* Direction *
Where a line contains the word "Nagar", copy that line in full.

--- BEGIN Listing ---

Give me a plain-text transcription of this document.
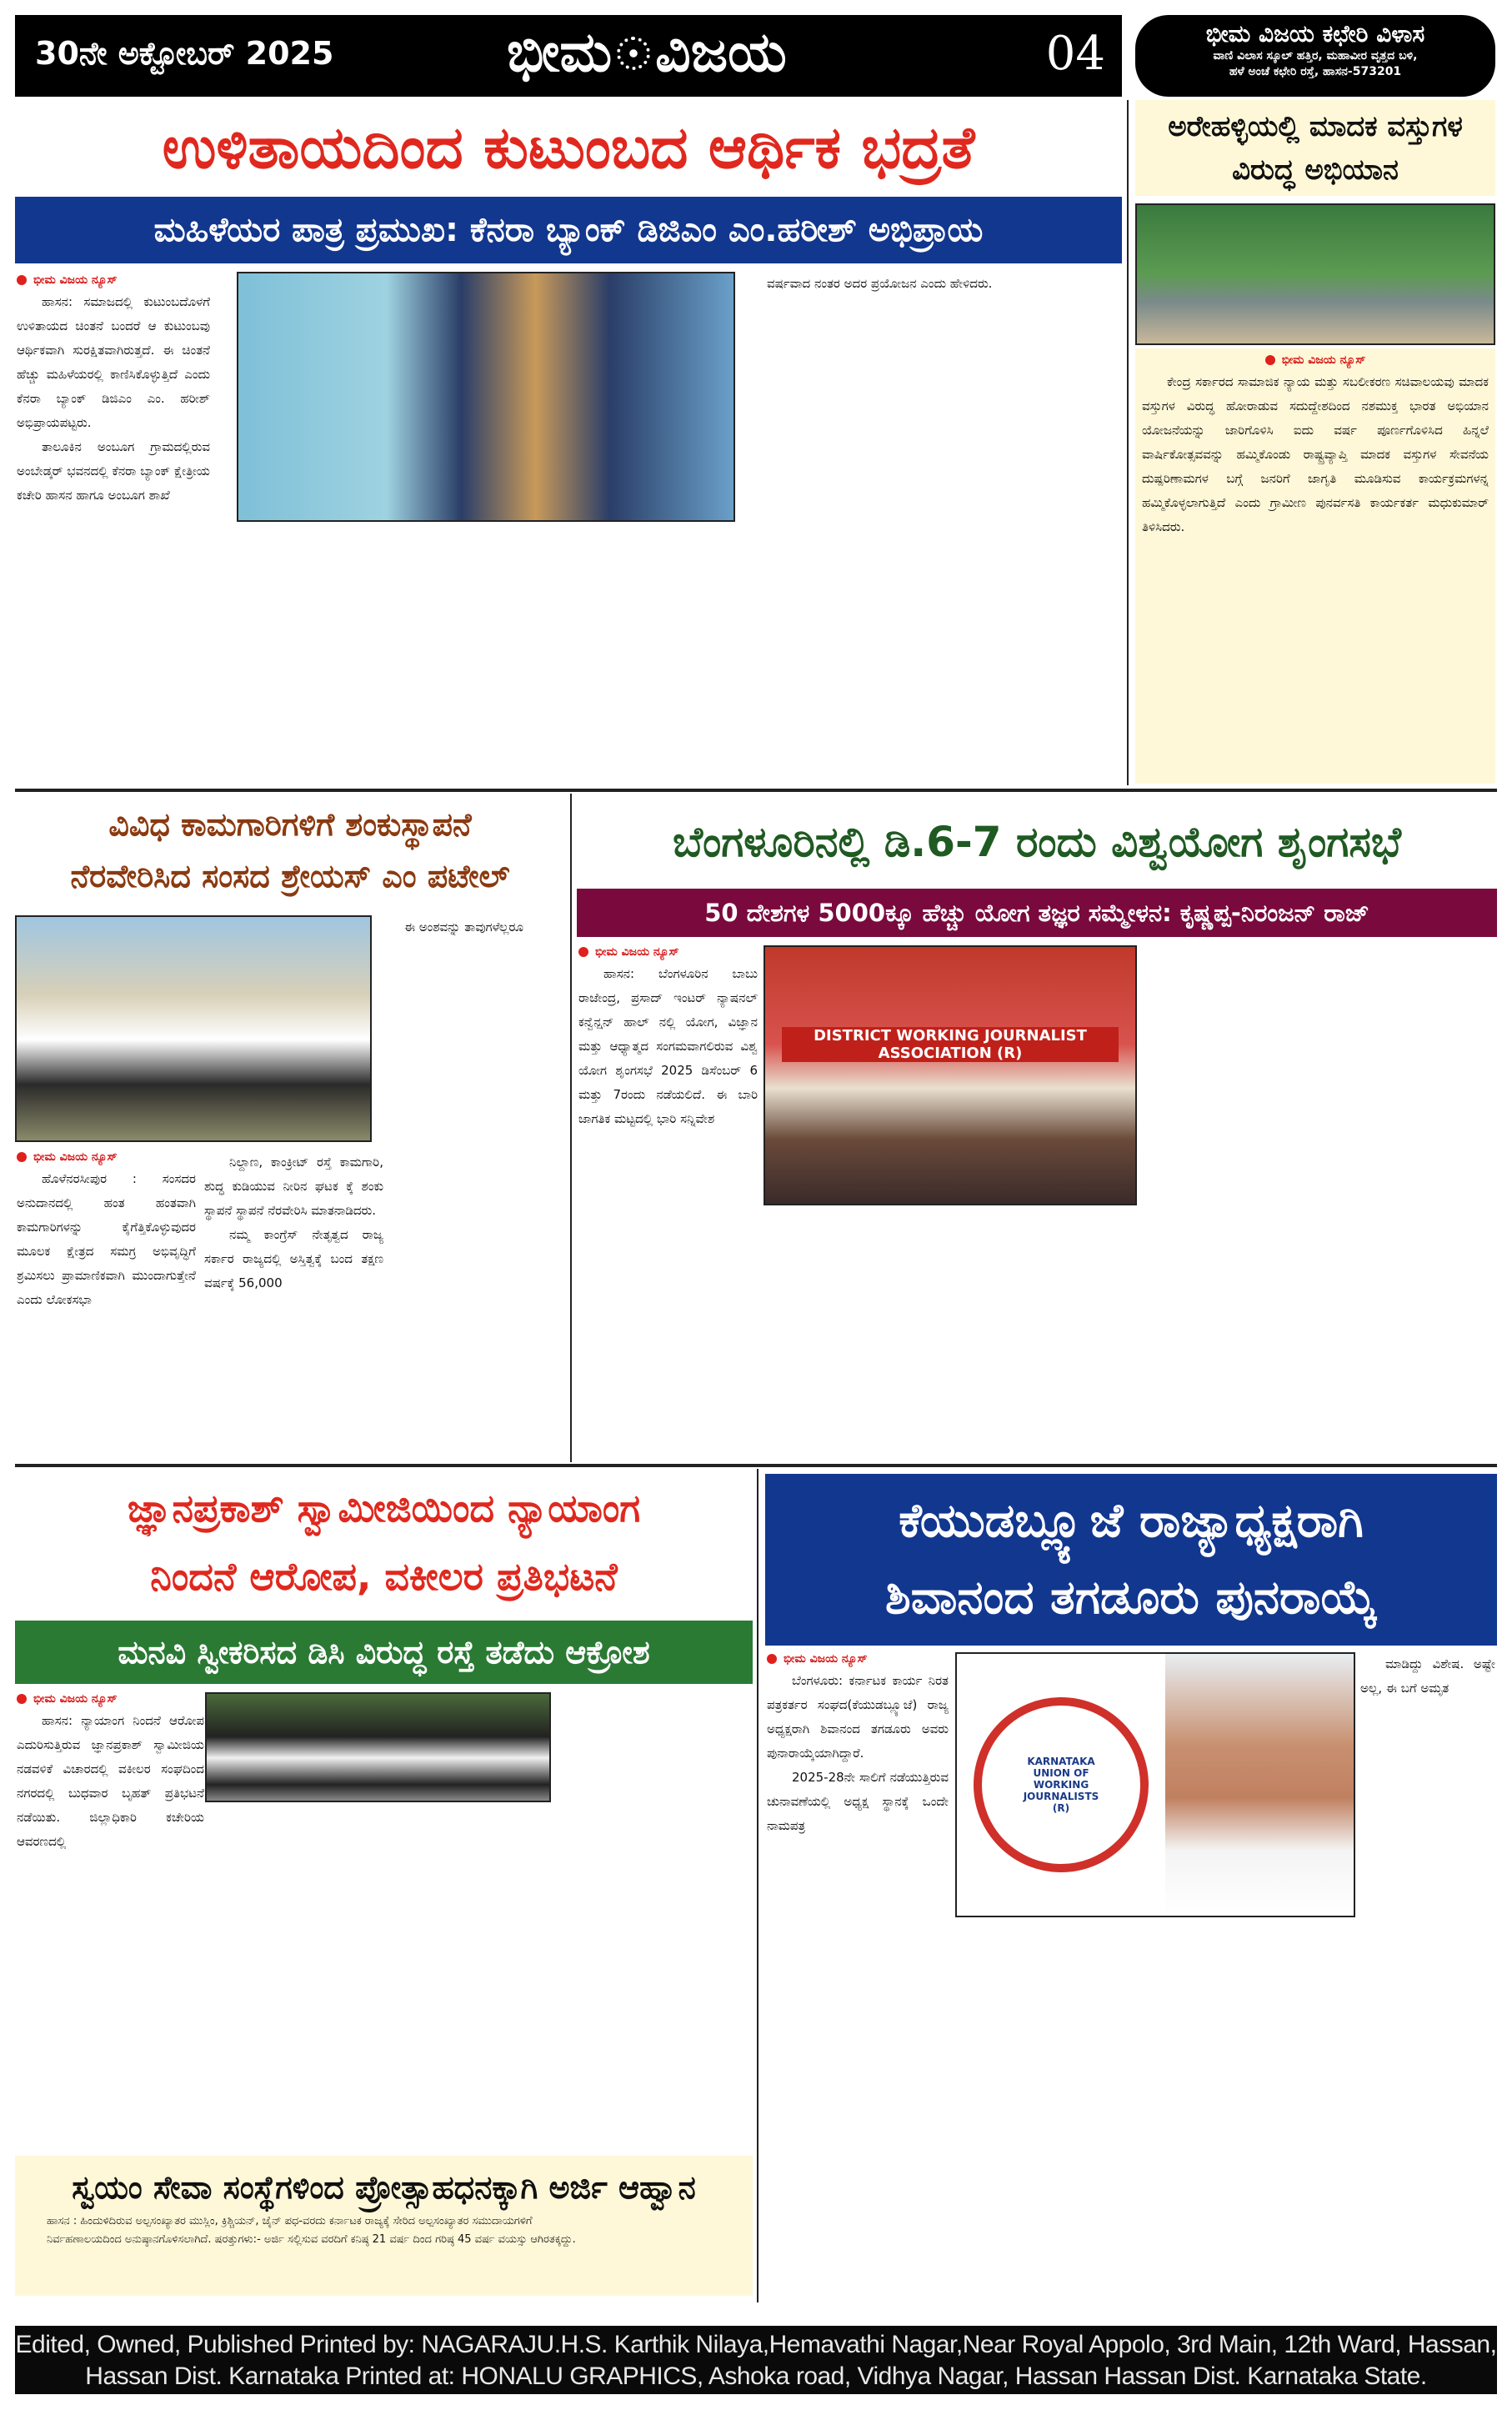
30ನೇ ಅಕ್ಟೋಬರ್ 2025	ಭೀಮ ವಿಜಯ	04	ಭೀಮ ವಿಜಯ ಕಛೇರಿ ವಿಳಾಸ
ವಾಣಿ ವಿಲಾಸ ಸ್ಕೂಲ್ ಹತ್ತಿರ, ಮಹಾವೀರ ವೃತ್ತದ ಬಳಿ,
ಹಳೆ ಅಂಚೆ ಕಛೇರಿ ರಸ್ತೆ, ಹಾಸನ-573201
ಉಳಿತಾಯದಿಂದ ಕುಟುಂಬದ ಆರ್ಥಿಕ ಭದ್ರತೆ
ಮಹಿಳೆಯರ ಪಾತ್ರ ಪ್ರಮುಖ: ಕೆನರಾ ಬ್ಯಾಂಕ್ ಡಿಜಿಎಂ ಎಂ.ಹರೀಶ್ ಅಭಿಪ್ರಾಯ
ಭೀಮ ವಿಜಯ ನ್ಯೂಸ್

ಹಾಸನ: ಸಮಾಜದಲ್ಲಿ ಕುಟುಂಬದೊಳಗೆ ಉಳಿತಾಯದ ಚಿಂತನೆ ಬಂದರೆ ಆ ಕುಟುಂಬವು ಆರ್ಥಿಕವಾಗಿ ಸುರಕ್ಷಿತವಾಗಿರುತ್ತದೆ. ಈ ಚಿಂತನೆ ಹೆಚ್ಚು ಮಹಿಳೆಯರಲ್ಲಿ ಕಾಣಿಸಿಕೊಳ್ಳುತ್ತಿದೆ ಎಂದು ಕೆನರಾ ಬ್ಯಾಂಕ್ ಡಿಜಿಎಂ ಎಂ. ಹರೀಶ್ ಅಭಿಪ್ರಾಯಪಟ್ಟರು.

ತಾಲೂಕಿನ ಅಂಬೂಗ ಗ್ರಾಮದಲ್ಲಿರುವ ಅಂಬೇಡ್ಕರ್ ಭವನದಲ್ಲಿ ಕೆನರಾ ಬ್ಯಾಂಕ್ ಕ್ಷೇತ್ರೀಯ ಕಚೇರಿ ಹಾಸನ ಹಾಗೂ ಅಂಬೂಗ ಶಾಖೆ

ವರ್ಷವಾದ ನಂತರ ಅದರ ಪ್ರಯೋಜನ ಎಂದು ಹೇಳಿದರು.

ಅರೇಹಳ್ಳಿಯಲ್ಲಿ ಮಾದಕ ವಸ್ತುಗಳ ವಿರುದ್ಧ ಅಭಿಯಾನ
ಭೀಮ ವಿಜಯ ನ್ಯೂಸ್

ಕೇಂದ್ರ ಸರ್ಕಾರದ ಸಾಮಾಜಿಕ ನ್ಯಾಯ ಮತ್ತು ಸಬಲೀಕರಣ ಸಚಿವಾಲಯವು ಮಾದಕ ವಸ್ತುಗಳ ವಿರುದ್ಧ ಹೋರಾಡುವ ಸದುದ್ದೇಶದಿಂದ ನಶಮುಕ್ತ ಭಾರತ ಅಭಿಯಾನ ಯೋಜನೆಯನ್ನು ಜಾರಿಗೊಳಿಸಿ ಐದು ವರ್ಷ ಪೂರ್ಣಗೊಳಿಸಿದ ಹಿನ್ನಲೆ ವಾರ್ಷಿಕೋತ್ಸವವನ್ನು ಹಮ್ಮಿಕೊಂಡು ರಾಷ್ಟ್ರವ್ಯಾಪ್ತಿ ಮಾದಕ ವಸ್ತುಗಳ ಸೇವನೆಯ ದುಷ್ಪರಿಣಾಮಗಳ ಬಗ್ಗೆ ಜನರಿಗೆ ಜಾಗೃತಿ ಮೂಡಿಸುವ ಕಾರ್ಯಕ್ರಮಗಳನ್ನ ಹಮ್ಮಿಕೊಳ್ಳಲಾಗುತ್ತಿದೆ ಎಂದು ಗ್ರಾಮೀಣ ಪುನರ್ವಸತಿ ಕಾರ್ಯಕರ್ತ ಮಧುಕುಮಾರ್ ತಿಳಿಸಿದರು.

ವಿವಿಧ ಕಾಮಗಾರಿಗಳಿಗೆ ಶಂಕುಸ್ಥಾಪನೆ
ನೆರವೇರಿಸಿದ ಸಂಸದ ಶ್ರೇಯಸ್ ಎಂ ಪಟೇಲ್

ಈ ಅಂಶವನ್ನು ತಾವುಗಳೆಲ್ಲರೂ

ಭೀಮ ವಿಜಯ ನ್ಯೂಸ್

ಹೊಳೆನರಸೀಪುರ : ಸಂಸದರ ಅನುದಾನದಲ್ಲಿ ಹಂತ ಹಂತವಾಗಿ ಕಾಮಗಾರಿಗಳನ್ನು ಕೈಗೆತ್ತಿಕೊಳ್ಳುವುದರ ಮೂಲಕ ಕ್ಷೇತ್ರದ ಸಮಗ್ರ ಅಭಿವೃದ್ಧಿಗೆ ಶ್ರಮಿಸಲು ಪ್ರಾಮಾಣಿಕವಾಗಿ ಮುಂದಾಗುತ್ತೇನೆ ಎಂದು ಲೋಕಸಭಾ

ನಿಲ್ದಾಣ, ಕಾಂಕ್ರೀಟ್ ರಸ್ತೆ ಕಾಮಗಾರಿ, ಶುದ್ಧ ಕುಡಿಯುವ ನೀರಿನ ಘಟಕ ಕ್ಕೆ ಶಂಕು ಸ್ಥಾಪನೆ ಸ್ಥಾಪನೆ ನೆರವೇರಿಸಿ ಮಾತನಾಡಿದರು.

ನಮ್ಮ ಕಾಂಗ್ರೆಸ್ ನೇತೃತ್ವದ ರಾಜ್ಯ ಸರ್ಕಾರ ರಾಜ್ಯದಲ್ಲಿ ಅಸ್ತಿತ್ವಕ್ಕೆ ಬಂದ ತಕ್ಷಣ ವರ್ಷಕ್ಕೆ 56,000

ಬೆಂಗಳೂರಿನಲ್ಲಿ ಡಿ.6-7 ರಂದು ವಿಶ್ವಯೋಗ ಶೃಂಗಸಭೆ
50 ದೇಶಗಳ 5000ಕ್ಕೂ ಹೆಚ್ಚು ಯೋಗ ತಜ್ಞರ ಸಮ್ಮೇಳನ: ಕೃಷ್ಣಪ್ಪ-ನಿರಂಜನ್ ರಾಜ್
ಭೀಮ ವಿಜಯ ನ್ಯೂಸ್

ಹಾಸನ: ಬೆಂಗಳೂರಿನ ಬಾಬು ರಾಜೇಂದ್ರ, ಪ್ರಸಾದ್ ಇಂಟರ್ ನ್ಯಾಷನಲ್ ಕನ್ವೆನ್ಷನ್ ಹಾಲ್ ನಲ್ಲಿ ಯೋಗ, ವಿಜ್ಞಾನ ಮತ್ತು ಆಧ್ಯಾತ್ಮದ ಸಂಗಮವಾಗಲಿರುವ ವಿಶ್ವ ಯೋಗ ಶೃಂಗಸಭೆ 2025 ಡಿಸೆಂಬರ್ 6 ಮತ್ತು 7ರಂದು ನಡೆಯಲಿದೆ. ಈ ಬಾರಿ ಜಾಗತಿಕ ಮಟ್ಟದಲ್ಲಿ ಭಾರಿ ಸನ್ನಿವೇಶ

DISTRICT WORKING JOURNALIST ASSOCIATION (R)
ಜ್ಞಾನಪ್ರಕಾಶ್ ಸ್ವಾಮೀಜಿಯಿಂದ ನ್ಯಾಯಾಂಗ
ನಿಂದನೆ ಆರೋಪ, ವಕೀಲರ ಪ್ರತಿಭಟನೆ
ಮನವಿ ಸ್ವೀಕರಿಸದ ಡಿಸಿ ವಿರುದ್ಧ ರಸ್ತೆ ತಡೆದು ಆಕ್ರೋಶ
ಭೀಮ ವಿಜಯ ನ್ಯೂಸ್

ಹಾಸನ: ನ್ಯಾಯಾಂಗ ನಿಂದನೆ ಆರೋಪ ಎದುರಿಸುತ್ತಿರುವ ಜ್ಞಾನಪ್ರಕಾಶ್ ಸ್ವಾಮೀಜಿಯ ನಡವಳಿಕೆ ವಿಚಾರದಲ್ಲಿ ವಕೀಲರ ಸಂಘದಿಂದ ನಗರದಲ್ಲಿ ಬುಧವಾರ ಬೃಹತ್ ಪ್ರತಿಭಟನೆ ನಡೆಯಿತು. ಜಿಲ್ಲಾಧಿಕಾರಿ ಕಚೇರಿಯ ಆವರಣದಲ್ಲಿ

ಸ್ವಯಂ ಸೇವಾ ಸಂಸ್ಥೆಗಳಿಂದ ಪ್ರೋತ್ಸಾಹಧನಕ್ಕಾಗಿ ಅರ್ಜಿ ಆಹ್ವಾನ

ಹಾಸನ : ಹಿಂದುಳಿದಿರುವ ಅಲ್ಪಸಂಖ್ಯಾತರ ಮುಸ್ಲಿಂ, ಕ್ರಿಶ್ಚಿಯನ್, ಜೈನ್ ಪಧ-ವರದು ಕರ್ನಾಟಕ ರಾಜ್ಯಕ್ಕೆ ಸೇರಿದ ಅಲ್ಪಸಂಖ್ಯಾತರ ಸಮುದಾಯಗಳಿಗೆ

ನಿರ್ವಹಣಾಲಯದಿಂದ ಅನುಷ್ಠಾನಗೊಳಿಸಲಾಗಿದೆ. ಷರತ್ತುಗಳು:- ಅರ್ಜಿ ಸಲ್ಲಿಸುವ ವರದಿಗೆ ಕನಿಷ್ಠ 21 ವರ್ಷ ದಿಂದ ಗರಿಷ್ಠ 45 ವರ್ಷ ವಯಸ್ಸು ಆಗಿರತಕ್ಕದ್ದು.

ಕೆಯುಡಬ್ಲ್ಯೂಜೆ ರಾಜ್ಯಾಧ್ಯಕ್ಷರಾಗಿ
ಶಿವಾನಂದ ತಗಡೂರು ಪುನರಾಯ್ಕೆ
ಭೀಮ ವಿಜಯ ನ್ಯೂಸ್

ಬೆಂಗಳೂರು: ಕರ್ನಾಟಕ ಕಾರ್ಯ ನಿರತ ಪತ್ರಕರ್ತರ ಸಂಘದ(ಕೆಯುಡಬ್ಲ್ಯೂಜೆ) ರಾಜ್ಯ ಅಧ್ಯಕ್ಷರಾಗಿ ಶಿವಾನಂದ ತಗಡೂರು ಅವರು ಪುನಾರಾಯ್ಕೆಯಾಗಿದ್ದಾರೆ.

2025-28ನೇ ಸಾಲಿಗೆ ನಡೆಯುತ್ತಿರುವ ಚುನಾವಣೆಯಲ್ಲಿ ಅಧ್ಯಕ್ಷ ಸ್ಥಾನಕ್ಕೆ ಒಂದೇ ನಾಮಪತ್ರ

KARNATAKA UNION OF WORKING JOURNALISTS (R)

ಮಾಡಿದ್ದು ವಿಶೇಷ. ಅಷ್ಟೇ ಅಲ್ಲ, ಈ ಬಗೆ ಅಮೃತ

Edited, Owned, Published Printed by: NAGARAJU.H.S. Karthik Nilaya,Hemavathi Nagar,Near Royal Appolo, 3rd Main, 12th Ward, Hassan,
Hassan Dist. Karnataka Printed at: HONALU GRAPHICS, Ashoka road, Vidhya Nagar, Hassan Hassan Dist. Karnataka State.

--- END Listing ---

* Full solution *
Edited, Owned, Published Printed by: NAGARAJU.H.S. Karthik Nilaya,Hemavathi Nagar,Near Royal Appolo, 3rd Main, 12th Ward, Hassan,
Hassan Dist. Karnataka Printed at: HONALU GRAPHICS, Ashoka road, Vidhya Nagar, Hassan Hassan Dist. Karnataka State.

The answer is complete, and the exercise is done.